Pull out each line of the records holding the string "right".

Extracts from a graphics dataset
>> BEGIN

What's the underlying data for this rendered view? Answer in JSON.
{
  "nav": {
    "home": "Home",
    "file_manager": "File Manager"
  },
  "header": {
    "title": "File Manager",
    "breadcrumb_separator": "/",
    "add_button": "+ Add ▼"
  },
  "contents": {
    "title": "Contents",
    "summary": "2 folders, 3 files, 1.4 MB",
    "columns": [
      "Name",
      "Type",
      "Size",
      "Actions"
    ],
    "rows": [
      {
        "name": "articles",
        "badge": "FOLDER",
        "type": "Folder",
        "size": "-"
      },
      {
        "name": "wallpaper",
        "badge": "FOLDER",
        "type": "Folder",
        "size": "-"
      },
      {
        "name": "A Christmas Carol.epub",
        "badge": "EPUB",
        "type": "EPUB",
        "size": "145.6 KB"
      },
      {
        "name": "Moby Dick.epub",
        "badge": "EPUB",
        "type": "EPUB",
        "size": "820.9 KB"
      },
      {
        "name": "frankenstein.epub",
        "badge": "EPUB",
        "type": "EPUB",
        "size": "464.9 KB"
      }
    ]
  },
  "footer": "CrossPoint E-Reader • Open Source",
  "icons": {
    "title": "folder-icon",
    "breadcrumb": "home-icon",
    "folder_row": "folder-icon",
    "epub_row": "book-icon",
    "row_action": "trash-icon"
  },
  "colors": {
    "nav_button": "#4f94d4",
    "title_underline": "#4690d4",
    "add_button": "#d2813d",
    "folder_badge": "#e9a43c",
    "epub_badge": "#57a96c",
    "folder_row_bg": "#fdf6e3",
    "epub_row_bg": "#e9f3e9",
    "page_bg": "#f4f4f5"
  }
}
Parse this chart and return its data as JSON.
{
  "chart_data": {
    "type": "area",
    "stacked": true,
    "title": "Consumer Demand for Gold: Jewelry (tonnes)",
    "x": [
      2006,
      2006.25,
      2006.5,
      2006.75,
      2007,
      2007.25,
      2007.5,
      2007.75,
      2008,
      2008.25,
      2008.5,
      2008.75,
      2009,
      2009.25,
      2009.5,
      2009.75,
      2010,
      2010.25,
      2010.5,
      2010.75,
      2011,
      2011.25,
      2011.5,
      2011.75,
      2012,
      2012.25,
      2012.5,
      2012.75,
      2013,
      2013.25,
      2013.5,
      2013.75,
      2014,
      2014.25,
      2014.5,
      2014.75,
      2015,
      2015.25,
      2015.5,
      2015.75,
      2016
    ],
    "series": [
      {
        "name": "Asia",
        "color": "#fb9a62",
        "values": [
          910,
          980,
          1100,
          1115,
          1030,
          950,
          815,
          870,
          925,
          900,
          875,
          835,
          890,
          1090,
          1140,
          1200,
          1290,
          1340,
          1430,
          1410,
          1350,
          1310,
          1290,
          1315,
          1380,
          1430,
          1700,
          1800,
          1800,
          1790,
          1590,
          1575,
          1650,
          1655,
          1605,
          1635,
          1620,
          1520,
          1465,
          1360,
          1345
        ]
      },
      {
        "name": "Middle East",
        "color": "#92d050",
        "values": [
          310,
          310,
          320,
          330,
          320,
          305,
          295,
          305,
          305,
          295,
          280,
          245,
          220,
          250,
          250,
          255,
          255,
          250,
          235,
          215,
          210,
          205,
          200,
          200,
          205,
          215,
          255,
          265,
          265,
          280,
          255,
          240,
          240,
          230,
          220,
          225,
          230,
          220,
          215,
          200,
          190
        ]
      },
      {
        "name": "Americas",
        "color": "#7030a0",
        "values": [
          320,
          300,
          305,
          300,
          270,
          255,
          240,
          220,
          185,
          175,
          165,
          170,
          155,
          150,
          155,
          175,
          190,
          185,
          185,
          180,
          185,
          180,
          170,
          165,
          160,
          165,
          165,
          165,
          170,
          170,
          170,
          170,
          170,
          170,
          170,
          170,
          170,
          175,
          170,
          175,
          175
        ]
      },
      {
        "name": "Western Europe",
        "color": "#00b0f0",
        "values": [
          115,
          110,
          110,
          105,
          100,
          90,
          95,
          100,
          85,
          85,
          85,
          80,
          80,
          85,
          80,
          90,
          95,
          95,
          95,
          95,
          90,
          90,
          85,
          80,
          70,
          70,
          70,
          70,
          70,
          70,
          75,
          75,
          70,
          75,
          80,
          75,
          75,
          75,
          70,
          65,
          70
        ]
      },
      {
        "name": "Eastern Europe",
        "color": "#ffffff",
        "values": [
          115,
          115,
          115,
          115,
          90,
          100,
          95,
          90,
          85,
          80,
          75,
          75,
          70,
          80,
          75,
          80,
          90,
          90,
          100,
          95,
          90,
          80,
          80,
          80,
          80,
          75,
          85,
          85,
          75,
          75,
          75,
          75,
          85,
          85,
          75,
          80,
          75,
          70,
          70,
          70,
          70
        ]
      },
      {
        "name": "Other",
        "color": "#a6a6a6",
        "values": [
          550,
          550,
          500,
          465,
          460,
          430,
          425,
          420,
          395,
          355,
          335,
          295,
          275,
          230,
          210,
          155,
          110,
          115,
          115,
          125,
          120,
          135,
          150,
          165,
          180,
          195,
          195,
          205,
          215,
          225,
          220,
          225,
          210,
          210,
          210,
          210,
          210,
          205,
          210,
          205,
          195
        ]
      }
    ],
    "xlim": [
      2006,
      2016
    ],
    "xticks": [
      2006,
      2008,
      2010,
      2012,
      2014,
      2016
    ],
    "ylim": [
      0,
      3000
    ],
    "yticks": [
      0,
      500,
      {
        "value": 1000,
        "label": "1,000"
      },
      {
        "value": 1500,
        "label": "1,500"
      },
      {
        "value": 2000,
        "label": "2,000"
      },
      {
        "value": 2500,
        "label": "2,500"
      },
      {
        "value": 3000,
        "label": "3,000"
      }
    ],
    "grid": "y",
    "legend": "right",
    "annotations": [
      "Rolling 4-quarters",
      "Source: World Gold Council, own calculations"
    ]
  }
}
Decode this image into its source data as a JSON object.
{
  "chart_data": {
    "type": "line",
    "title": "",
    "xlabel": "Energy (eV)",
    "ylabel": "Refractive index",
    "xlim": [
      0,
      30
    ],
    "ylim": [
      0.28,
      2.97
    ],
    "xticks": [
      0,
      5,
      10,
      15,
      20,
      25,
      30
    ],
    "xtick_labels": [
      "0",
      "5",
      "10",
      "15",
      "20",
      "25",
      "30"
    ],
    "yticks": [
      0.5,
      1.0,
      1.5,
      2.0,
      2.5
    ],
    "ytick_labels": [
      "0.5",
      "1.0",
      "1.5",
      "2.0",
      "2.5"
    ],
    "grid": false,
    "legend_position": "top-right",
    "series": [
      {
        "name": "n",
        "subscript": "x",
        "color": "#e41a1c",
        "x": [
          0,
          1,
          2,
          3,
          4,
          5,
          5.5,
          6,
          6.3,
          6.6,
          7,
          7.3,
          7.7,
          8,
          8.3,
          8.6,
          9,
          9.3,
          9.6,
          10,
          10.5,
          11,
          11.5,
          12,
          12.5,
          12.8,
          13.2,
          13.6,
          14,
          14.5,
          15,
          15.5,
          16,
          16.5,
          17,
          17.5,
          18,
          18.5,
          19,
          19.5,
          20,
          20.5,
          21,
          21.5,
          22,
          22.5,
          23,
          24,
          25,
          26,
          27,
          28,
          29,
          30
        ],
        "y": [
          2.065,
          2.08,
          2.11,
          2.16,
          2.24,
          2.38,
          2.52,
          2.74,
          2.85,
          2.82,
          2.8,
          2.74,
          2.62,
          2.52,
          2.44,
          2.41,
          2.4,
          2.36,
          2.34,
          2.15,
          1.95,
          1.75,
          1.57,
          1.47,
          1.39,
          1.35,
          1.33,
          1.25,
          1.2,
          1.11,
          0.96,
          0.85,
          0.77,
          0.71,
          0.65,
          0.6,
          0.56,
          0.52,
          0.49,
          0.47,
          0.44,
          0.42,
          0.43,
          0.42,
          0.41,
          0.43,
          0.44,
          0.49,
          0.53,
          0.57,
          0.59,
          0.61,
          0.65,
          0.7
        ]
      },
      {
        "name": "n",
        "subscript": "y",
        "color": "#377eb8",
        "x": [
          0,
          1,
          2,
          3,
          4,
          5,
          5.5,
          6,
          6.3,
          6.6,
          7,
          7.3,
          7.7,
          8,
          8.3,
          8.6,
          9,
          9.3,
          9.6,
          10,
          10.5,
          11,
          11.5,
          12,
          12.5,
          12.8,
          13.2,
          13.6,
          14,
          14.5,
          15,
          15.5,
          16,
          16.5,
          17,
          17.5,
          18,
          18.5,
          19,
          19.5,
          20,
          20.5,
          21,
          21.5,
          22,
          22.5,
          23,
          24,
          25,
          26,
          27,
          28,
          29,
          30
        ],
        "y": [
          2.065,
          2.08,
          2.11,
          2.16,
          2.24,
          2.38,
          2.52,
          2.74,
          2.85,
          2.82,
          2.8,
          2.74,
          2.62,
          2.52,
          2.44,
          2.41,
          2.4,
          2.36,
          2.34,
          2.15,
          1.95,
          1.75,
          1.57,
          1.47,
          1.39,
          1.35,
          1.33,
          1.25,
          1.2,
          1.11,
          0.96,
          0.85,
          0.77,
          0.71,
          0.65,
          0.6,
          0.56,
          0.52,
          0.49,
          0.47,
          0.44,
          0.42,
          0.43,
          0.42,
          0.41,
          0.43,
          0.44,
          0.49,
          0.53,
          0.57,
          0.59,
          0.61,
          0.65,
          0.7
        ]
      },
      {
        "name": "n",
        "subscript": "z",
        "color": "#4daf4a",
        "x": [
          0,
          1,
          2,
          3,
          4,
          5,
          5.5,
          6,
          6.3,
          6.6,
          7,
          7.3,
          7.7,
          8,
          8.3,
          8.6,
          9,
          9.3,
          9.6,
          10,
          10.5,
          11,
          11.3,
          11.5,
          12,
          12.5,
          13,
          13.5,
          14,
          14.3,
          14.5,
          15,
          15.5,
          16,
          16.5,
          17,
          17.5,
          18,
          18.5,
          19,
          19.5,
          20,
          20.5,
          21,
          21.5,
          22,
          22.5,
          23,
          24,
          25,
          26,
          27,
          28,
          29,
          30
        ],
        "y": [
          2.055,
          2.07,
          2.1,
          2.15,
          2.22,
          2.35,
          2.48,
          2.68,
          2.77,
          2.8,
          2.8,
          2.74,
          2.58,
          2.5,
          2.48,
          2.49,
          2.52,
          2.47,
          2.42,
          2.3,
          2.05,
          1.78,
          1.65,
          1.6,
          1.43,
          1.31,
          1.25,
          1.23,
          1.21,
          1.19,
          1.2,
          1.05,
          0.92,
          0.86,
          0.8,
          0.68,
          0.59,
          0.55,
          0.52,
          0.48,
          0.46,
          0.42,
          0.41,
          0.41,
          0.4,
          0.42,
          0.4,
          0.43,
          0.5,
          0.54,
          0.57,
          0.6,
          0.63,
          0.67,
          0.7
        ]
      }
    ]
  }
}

>> END

### Result
    "legend": "right",
    "legend_position": "top-right",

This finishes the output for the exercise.